━━━ RECORDS PROVIDED ━━━
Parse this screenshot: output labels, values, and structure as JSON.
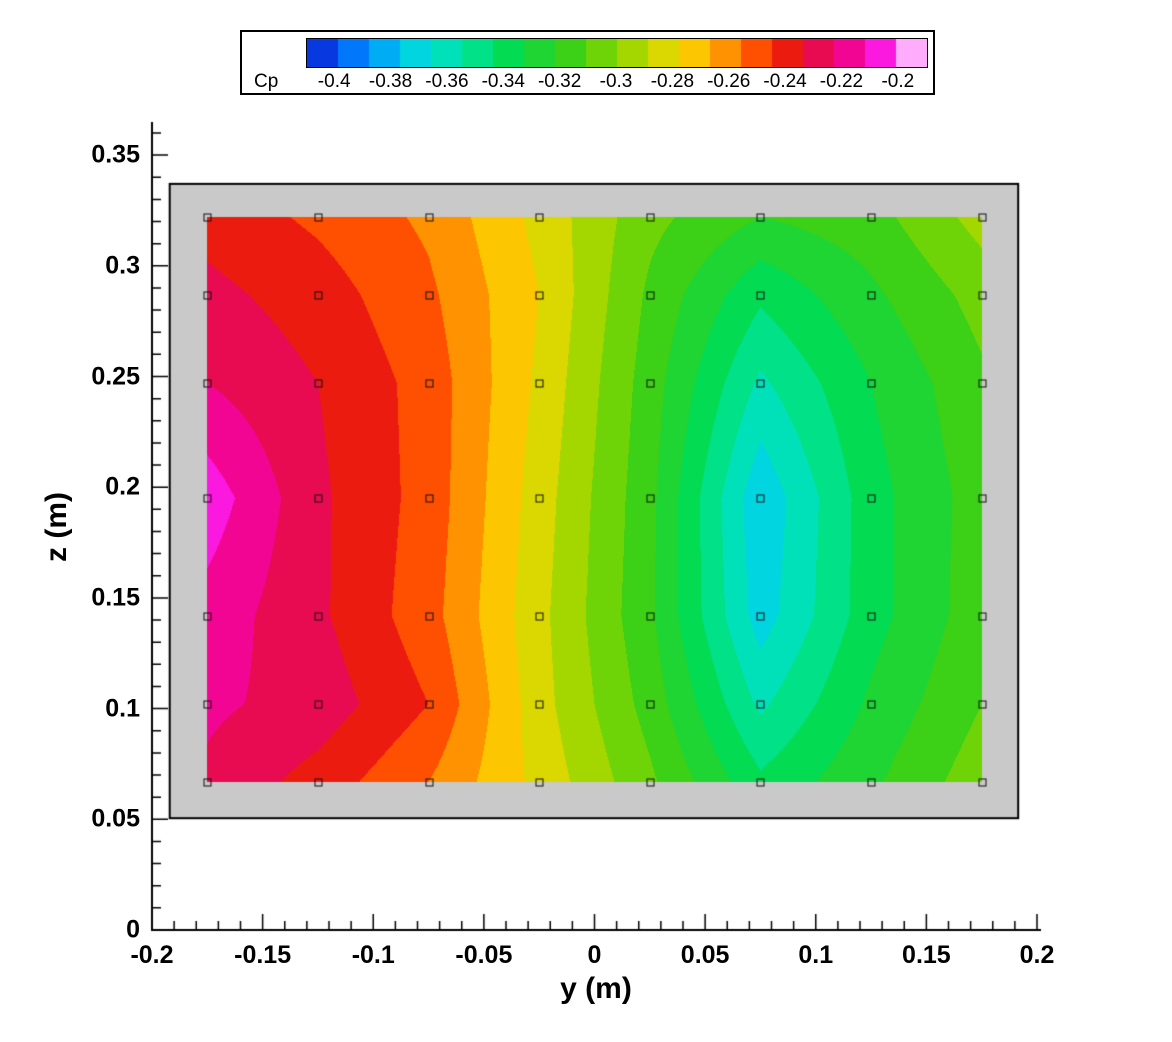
{
  "legend": {
    "label": "Cp",
    "tick_labels": [
      "-0.4",
      "-0.38",
      "-0.36",
      "-0.34",
      "-0.32",
      "-0.3",
      "-0.28",
      "-0.26",
      "-0.24",
      "-0.22",
      "-0.2"
    ]
  },
  "axes": {
    "x": {
      "title": "y (m)",
      "range": [
        -0.2,
        0.2
      ],
      "major_tick_values": [
        -0.2,
        -0.15,
        -0.1,
        -0.05,
        0,
        0.05,
        0.1,
        0.15,
        0.2
      ],
      "major_tick_labels": [
        "-0.2",
        "-0.15",
        "-0.1",
        "-0.05",
        "0",
        "0.05",
        "0.1",
        "0.15",
        "0.2"
      ],
      "minor_tick_step": 0.01
    },
    "z": {
      "title": "z (m)",
      "range": [
        0,
        0.365
      ],
      "major_tick_values": [
        0,
        0.05,
        0.1,
        0.15,
        0.2,
        0.25,
        0.3,
        0.35
      ],
      "major_tick_labels": [
        "0",
        "0.05",
        "0.1",
        "0.15",
        "0.2",
        "0.25",
        "0.3",
        "0.35"
      ],
      "minor_tick_step": 0.01
    }
  },
  "chart_data": {
    "type": "heatmap",
    "variant": "filled-contour",
    "title": "",
    "xlabel": "y (m)",
    "ylabel": "z (m)",
    "colorbar_label": "Cp",
    "xlim": [
      -0.2,
      0.2
    ],
    "ylim": [
      0,
      0.365
    ],
    "x": [
      -0.175,
      -0.125,
      -0.075,
      -0.025,
      0.025,
      0.075,
      0.125,
      0.175
    ],
    "y": [
      0.067,
      0.102,
      0.142,
      0.195,
      0.247,
      0.287,
      0.322
    ],
    "values": [
      [
        -0.232,
        -0.244,
        -0.26,
        -0.283,
        -0.308,
        -0.338,
        -0.322,
        -0.304
      ],
      [
        -0.228,
        -0.234,
        -0.25,
        -0.286,
        -0.314,
        -0.352,
        -0.328,
        -0.31
      ],
      [
        -0.224,
        -0.238,
        -0.256,
        -0.287,
        -0.318,
        -0.365,
        -0.334,
        -0.314
      ],
      [
        -0.214,
        -0.238,
        -0.254,
        -0.285,
        -0.317,
        -0.368,
        -0.334,
        -0.315
      ],
      [
        -0.23,
        -0.24,
        -0.254,
        -0.282,
        -0.315,
        -0.352,
        -0.33,
        -0.312
      ],
      [
        -0.237,
        -0.245,
        -0.258,
        -0.28,
        -0.312,
        -0.338,
        -0.322,
        -0.306
      ],
      [
        -0.244,
        -0.252,
        -0.262,
        -0.283,
        -0.307,
        -0.32,
        -0.314,
        -0.296
      ]
    ],
    "levels": {
      "min": -0.4,
      "max": -0.2,
      "step": 0.01
    },
    "legend_tick_values": [
      -0.4,
      -0.38,
      -0.36,
      -0.34,
      -0.32,
      -0.3,
      -0.28,
      -0.26,
      -0.24,
      -0.22,
      -0.2
    ],
    "colormap_stops": [
      [
        0.0,
        10,
        25,
        210
      ],
      [
        0.08,
        0,
        125,
        255
      ],
      [
        0.16,
        0,
        210,
        235
      ],
      [
        0.24,
        0,
        228,
        175
      ],
      [
        0.32,
        0,
        220,
        85
      ],
      [
        0.42,
        55,
        208,
        25
      ],
      [
        0.5,
        135,
        214,
        0
      ],
      [
        0.57,
        215,
        218,
        0
      ],
      [
        0.63,
        255,
        196,
        0
      ],
      [
        0.68,
        255,
        140,
        0
      ],
      [
        0.73,
        255,
        72,
        0
      ],
      [
        0.78,
        234,
        22,
        18
      ],
      [
        0.83,
        232,
        10,
        88
      ],
      [
        0.875,
        243,
        5,
        148
      ],
      [
        0.92,
        250,
        10,
        218
      ],
      [
        0.955,
        255,
        110,
        250
      ],
      [
        0.98,
        255,
        188,
        252
      ],
      [
        1.0,
        255,
        254,
        255
      ]
    ],
    "panel": {
      "x_range": [
        -0.192,
        0.1915
      ],
      "z_range": [
        0.0505,
        0.337
      ],
      "fill": "#c9c9c9",
      "border": "#000000"
    },
    "marker": {
      "shape": "open-square",
      "size": 7,
      "color": "#111111"
    }
  }
}
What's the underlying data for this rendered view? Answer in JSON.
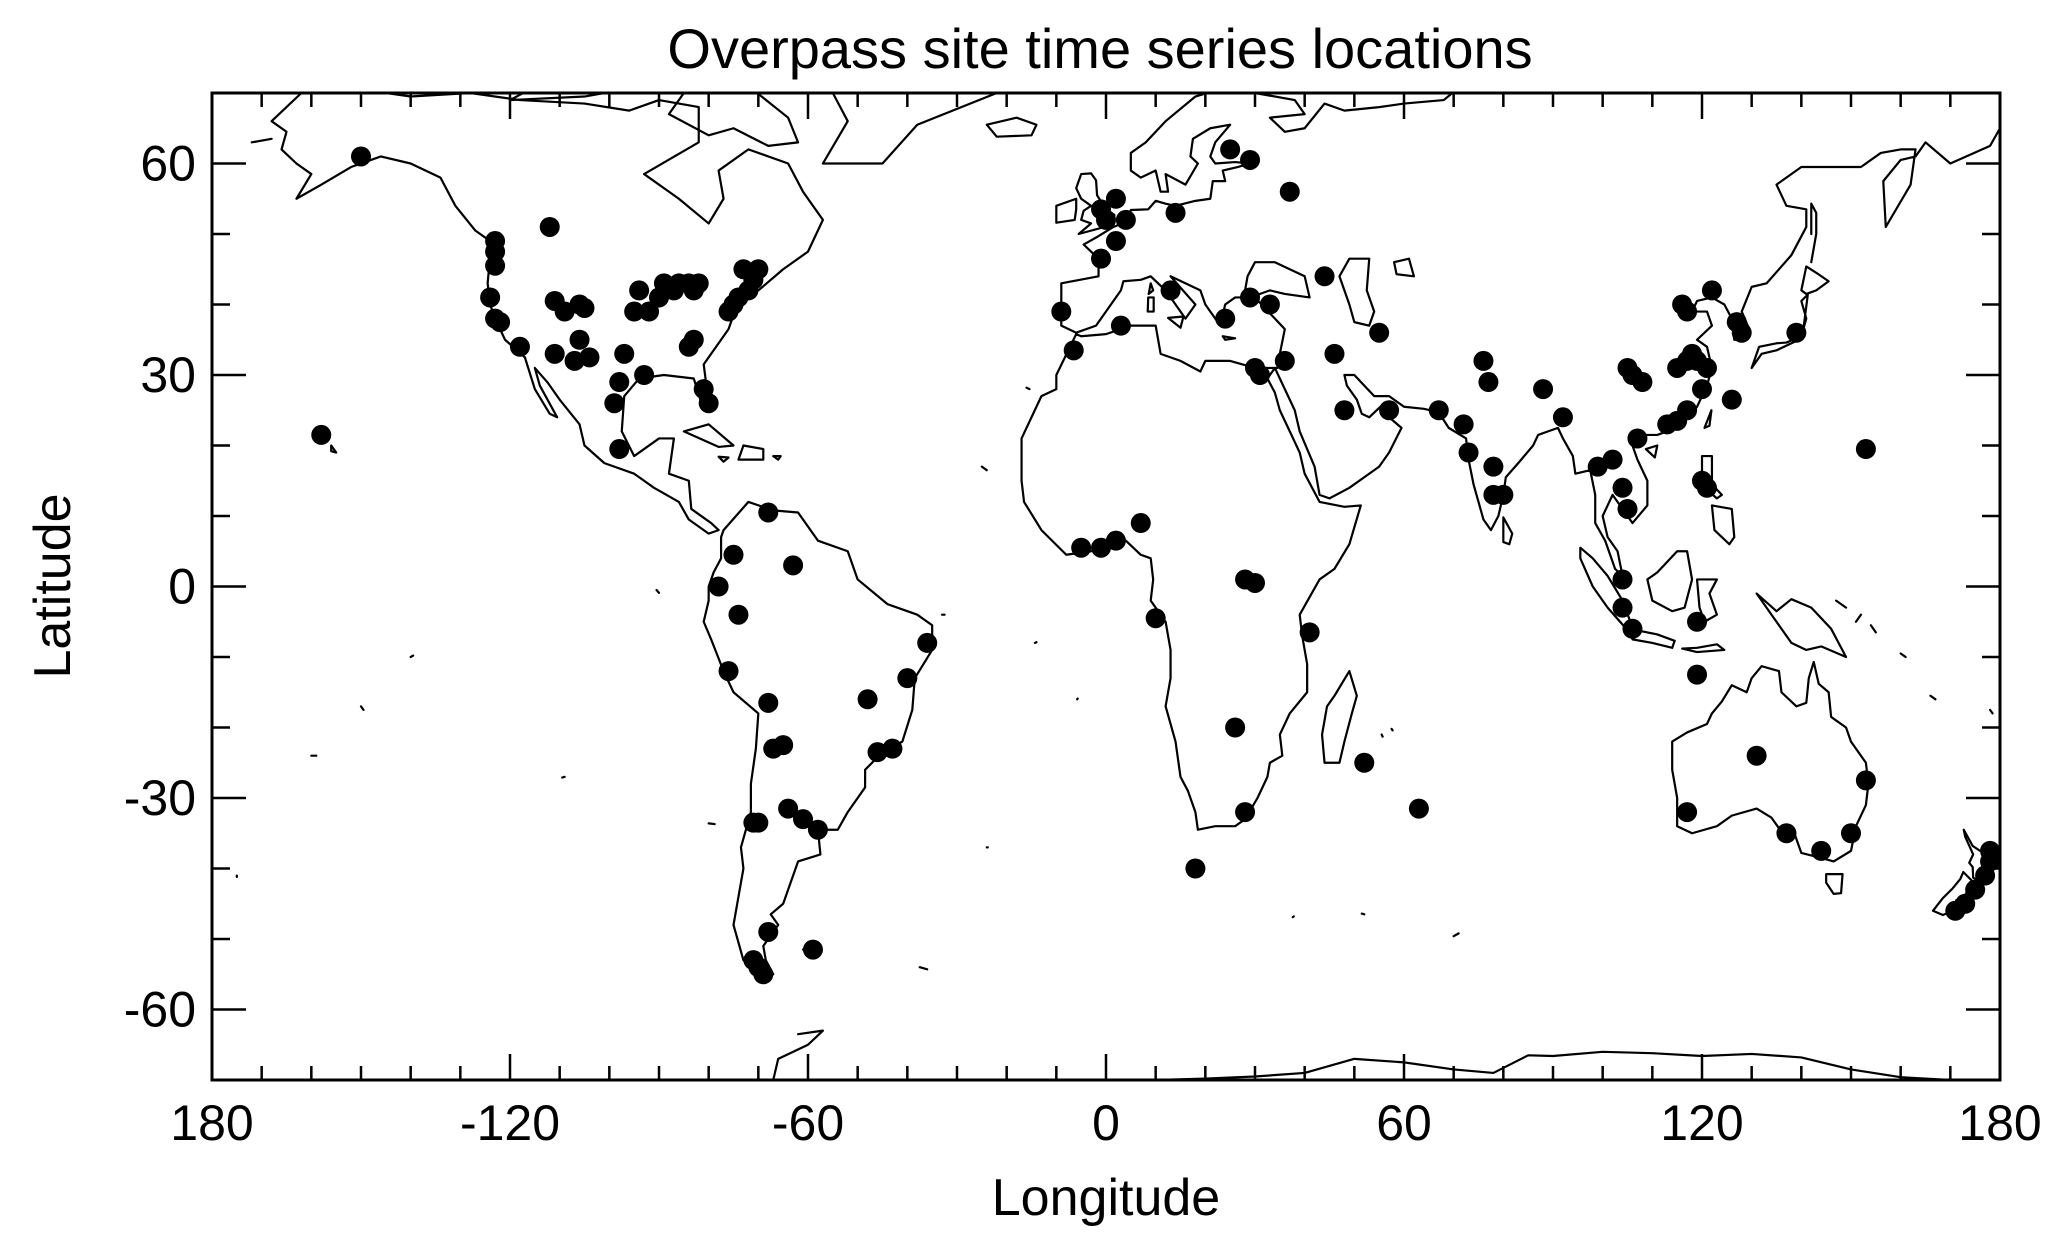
{
  "chart_data": {
    "type": "scatter",
    "title": "Overpass site time series locations",
    "xlabel": "Longitude",
    "ylabel": "Latitude",
    "xlim": [
      -180,
      180
    ],
    "ylim": [
      -70,
      70
    ],
    "x_ticks": [
      -180,
      -120,
      -60,
      0,
      60,
      120,
      180
    ],
    "x_tick_labels": [
      "180",
      "-120",
      "-60",
      "0",
      "60",
      "120",
      "180"
    ],
    "y_ticks": [
      -60,
      -30,
      0,
      30,
      60
    ],
    "y_tick_labels": [
      "-60",
      "-30",
      "0",
      "30",
      "60"
    ],
    "x_minor_step": 10,
    "y_minor_step": 10,
    "grid": false,
    "legend": "none",
    "colors": {
      "points": "#000000",
      "coastline": "#000000"
    },
    "points": [
      [
        -150,
        61
      ],
      [
        -158,
        21.5
      ],
      [
        -123,
        49
      ],
      [
        -123,
        47.5
      ],
      [
        -123,
        45.5
      ],
      [
        -124,
        41
      ],
      [
        -123,
        38
      ],
      [
        -122,
        37.5
      ],
      [
        -118,
        34
      ],
      [
        -112,
        51
      ],
      [
        -111,
        40.5
      ],
      [
        -109,
        39
      ],
      [
        -106,
        40
      ],
      [
        -111,
        33
      ],
      [
        -105,
        39.5
      ],
      [
        -106,
        35
      ],
      [
        -107,
        32
      ],
      [
        -104,
        32.5
      ],
      [
        -98,
        29
      ],
      [
        -99,
        26
      ],
      [
        -97,
        33
      ],
      [
        -95,
        39
      ],
      [
        -94,
        42
      ],
      [
        -93,
        30
      ],
      [
        -92,
        39
      ],
      [
        -90,
        41
      ],
      [
        -89,
        43
      ],
      [
        -87,
        42
      ],
      [
        -86,
        43
      ],
      [
        -84,
        43
      ],
      [
        -83,
        42
      ],
      [
        -82,
        43
      ],
      [
        -84,
        34
      ],
      [
        -83,
        35
      ],
      [
        -81,
        28
      ],
      [
        -80,
        26
      ],
      [
        -76,
        39
      ],
      [
        -75,
        40
      ],
      [
        -74,
        41
      ],
      [
        -72,
        42
      ],
      [
        -73,
        45
      ],
      [
        -70,
        45
      ],
      [
        -71,
        43.5
      ],
      [
        -98,
        19.5
      ],
      [
        -68,
        10.5
      ],
      [
        -75,
        4.5
      ],
      [
        -63,
        3
      ],
      [
        -78,
        0
      ],
      [
        -74,
        -4
      ],
      [
        -76,
        -12
      ],
      [
        -48,
        -16
      ],
      [
        -68,
        -16.5
      ],
      [
        -67,
        -23
      ],
      [
        -65,
        -22.5
      ],
      [
        -46,
        -23.5
      ],
      [
        -43,
        -23
      ],
      [
        -40,
        -13
      ],
      [
        -36,
        -8
      ],
      [
        -70,
        -33.5
      ],
      [
        -71,
        -33.5
      ],
      [
        -64,
        -31.5
      ],
      [
        -61,
        -33
      ],
      [
        -58,
        -34.5
      ],
      [
        -68,
        -49
      ],
      [
        -59,
        -51.5
      ],
      [
        -71,
        -53
      ],
      [
        -70,
        -54
      ],
      [
        -69,
        -55
      ],
      [
        -9,
        39
      ],
      [
        -6.5,
        33.5
      ],
      [
        -1,
        46.5
      ],
      [
        2,
        49
      ],
      [
        0,
        52
      ],
      [
        -1,
        53.5
      ],
      [
        4,
        52
      ],
      [
        2,
        55
      ],
      [
        14,
        53
      ],
      [
        13,
        42
      ],
      [
        3,
        37
      ],
      [
        24,
        38
      ],
      [
        29,
        41
      ],
      [
        33,
        40
      ],
      [
        30,
        31
      ],
      [
        31,
        30
      ],
      [
        36,
        32
      ],
      [
        25,
        62
      ],
      [
        29,
        60.5
      ],
      [
        37,
        56
      ],
      [
        44,
        44
      ],
      [
        46,
        33
      ],
      [
        55,
        36
      ],
      [
        48,
        25
      ],
      [
        57,
        25
      ],
      [
        67,
        25
      ],
      [
        72,
        23
      ],
      [
        73,
        19
      ],
      [
        76,
        32
      ],
      [
        77,
        29
      ],
      [
        78,
        17
      ],
      [
        80,
        13
      ],
      [
        78,
        13
      ],
      [
        88,
        28
      ],
      [
        92,
        24
      ],
      [
        99,
        17
      ],
      [
        102,
        18
      ],
      [
        104,
        14
      ],
      [
        105,
        11
      ],
      [
        104,
        1
      ],
      [
        104,
        -3
      ],
      [
        106,
        -6
      ],
      [
        107,
        21
      ],
      [
        108,
        29
      ],
      [
        105,
        31
      ],
      [
        106,
        30
      ],
      [
        113,
        23
      ],
      [
        115,
        23.5
      ],
      [
        117,
        25
      ],
      [
        115,
        31
      ],
      [
        117,
        32
      ],
      [
        117,
        39
      ],
      [
        116,
        40
      ],
      [
        118,
        33
      ],
      [
        119,
        32
      ],
      [
        121,
        31
      ],
      [
        120,
        28
      ],
      [
        122,
        42
      ],
      [
        127,
        37.5
      ],
      [
        128,
        36
      ],
      [
        139,
        36
      ],
      [
        126,
        26.5
      ],
      [
        120,
        15
      ],
      [
        121,
        14
      ],
      [
        119,
        -5
      ],
      [
        119,
        -12.5
      ],
      [
        153,
        19.5
      ],
      [
        117,
        -32
      ],
      [
        131,
        -24
      ],
      [
        137,
        -35
      ],
      [
        144,
        -37.5
      ],
      [
        150,
        -35
      ],
      [
        153,
        -27.5
      ],
      [
        178,
        -37.5
      ],
      [
        178,
        -39
      ],
      [
        177,
        -41
      ],
      [
        175,
        -43
      ],
      [
        173,
        -45
      ],
      [
        171,
        -46
      ],
      [
        -5,
        5.5
      ],
      [
        -1,
        5.5
      ],
      [
        2,
        6.5
      ],
      [
        7,
        9
      ],
      [
        10,
        -4.5
      ],
      [
        28,
        1
      ],
      [
        30,
        0.5
      ],
      [
        41,
        -6.5
      ],
      [
        26,
        -20
      ],
      [
        28,
        -32
      ],
      [
        18,
        -40
      ],
      [
        52,
        -25
      ],
      [
        63,
        -31.5
      ]
    ]
  }
}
━━━
TASK PROMPT
Which lines contain "this"? Show each of them.

REPLY TO THE EXERCISE
Parse this screenshot: output labels, values, and structure as JSON.
What's the underlying data for this rendered view? Answer in JSON.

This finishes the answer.